» **What to produce**: Search the material for "name" and show all lines that contain it.

[Collected data entries]

[Start]

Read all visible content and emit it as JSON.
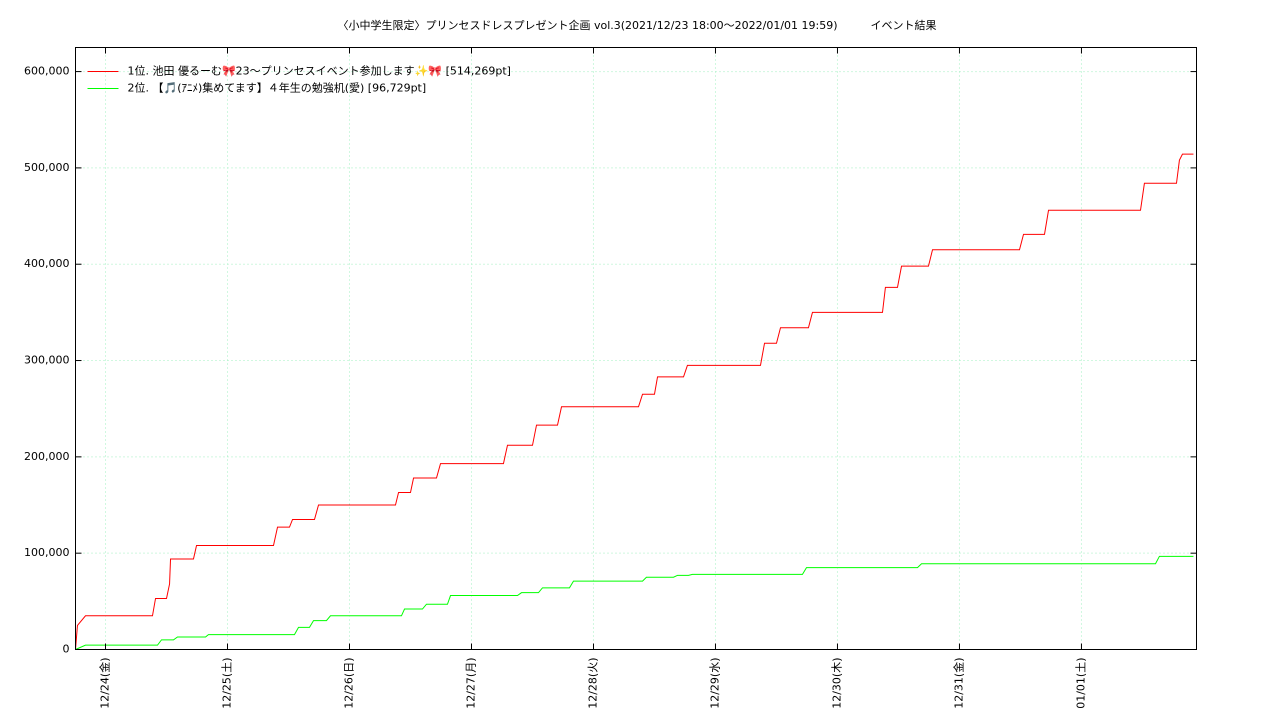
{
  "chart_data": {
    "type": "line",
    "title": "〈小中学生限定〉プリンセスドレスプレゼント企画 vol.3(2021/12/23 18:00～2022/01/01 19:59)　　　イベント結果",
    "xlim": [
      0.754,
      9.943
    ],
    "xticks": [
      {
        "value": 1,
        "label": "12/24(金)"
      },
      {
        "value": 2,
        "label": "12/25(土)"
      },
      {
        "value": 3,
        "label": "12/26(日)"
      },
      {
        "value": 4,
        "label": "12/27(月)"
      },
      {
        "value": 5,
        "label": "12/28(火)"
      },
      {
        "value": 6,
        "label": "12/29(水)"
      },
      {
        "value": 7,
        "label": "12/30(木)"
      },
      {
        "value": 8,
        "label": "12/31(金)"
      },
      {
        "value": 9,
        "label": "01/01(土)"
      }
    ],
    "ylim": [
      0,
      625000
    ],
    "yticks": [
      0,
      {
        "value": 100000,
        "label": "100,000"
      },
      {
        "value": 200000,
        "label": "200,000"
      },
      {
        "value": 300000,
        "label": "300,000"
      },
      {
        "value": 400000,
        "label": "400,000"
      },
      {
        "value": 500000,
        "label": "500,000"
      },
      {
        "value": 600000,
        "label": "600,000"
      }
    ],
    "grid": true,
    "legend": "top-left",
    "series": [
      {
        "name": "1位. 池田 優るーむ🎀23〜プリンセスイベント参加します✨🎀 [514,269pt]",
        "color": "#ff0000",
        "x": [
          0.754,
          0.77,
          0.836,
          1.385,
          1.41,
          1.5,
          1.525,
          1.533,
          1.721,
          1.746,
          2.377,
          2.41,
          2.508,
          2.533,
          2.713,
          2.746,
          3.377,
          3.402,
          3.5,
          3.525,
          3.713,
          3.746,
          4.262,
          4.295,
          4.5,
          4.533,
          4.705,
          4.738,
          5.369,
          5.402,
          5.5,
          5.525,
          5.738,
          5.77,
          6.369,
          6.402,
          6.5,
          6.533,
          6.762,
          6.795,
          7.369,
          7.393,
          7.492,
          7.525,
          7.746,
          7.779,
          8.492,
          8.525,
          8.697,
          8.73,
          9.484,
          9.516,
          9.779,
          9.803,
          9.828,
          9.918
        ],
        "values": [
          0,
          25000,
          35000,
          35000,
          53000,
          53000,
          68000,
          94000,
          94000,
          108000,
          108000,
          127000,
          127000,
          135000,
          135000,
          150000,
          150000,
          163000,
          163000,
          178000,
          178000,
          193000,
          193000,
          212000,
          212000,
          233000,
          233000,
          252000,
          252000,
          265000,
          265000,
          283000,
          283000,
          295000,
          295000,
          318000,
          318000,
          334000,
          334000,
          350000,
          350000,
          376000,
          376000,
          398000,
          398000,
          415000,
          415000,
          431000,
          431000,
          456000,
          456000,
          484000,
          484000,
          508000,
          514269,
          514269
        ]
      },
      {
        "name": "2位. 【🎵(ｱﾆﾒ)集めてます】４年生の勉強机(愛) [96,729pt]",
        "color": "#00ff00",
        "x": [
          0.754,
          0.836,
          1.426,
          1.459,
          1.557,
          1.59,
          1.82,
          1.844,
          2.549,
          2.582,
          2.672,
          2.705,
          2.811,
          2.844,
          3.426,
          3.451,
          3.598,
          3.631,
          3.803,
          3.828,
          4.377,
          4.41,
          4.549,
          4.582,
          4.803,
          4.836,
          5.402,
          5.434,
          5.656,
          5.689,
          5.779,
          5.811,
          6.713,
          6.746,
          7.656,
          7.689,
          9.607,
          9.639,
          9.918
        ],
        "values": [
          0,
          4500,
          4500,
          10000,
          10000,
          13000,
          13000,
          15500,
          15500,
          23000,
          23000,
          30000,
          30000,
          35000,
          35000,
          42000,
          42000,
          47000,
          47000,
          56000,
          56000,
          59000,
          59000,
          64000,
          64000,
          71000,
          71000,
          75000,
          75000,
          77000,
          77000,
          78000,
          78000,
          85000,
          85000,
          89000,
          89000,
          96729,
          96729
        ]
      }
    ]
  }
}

[End]

» **Full solution**:
        "name": "1位. 池田 優るーむ🎀23〜プリンセスイベント参加します✨🎀 [514,269pt]",
        "name": "2位. 【🎵(ｱﾆﾒ)集めてます】４年生の勉強机(愛) [96,729pt]",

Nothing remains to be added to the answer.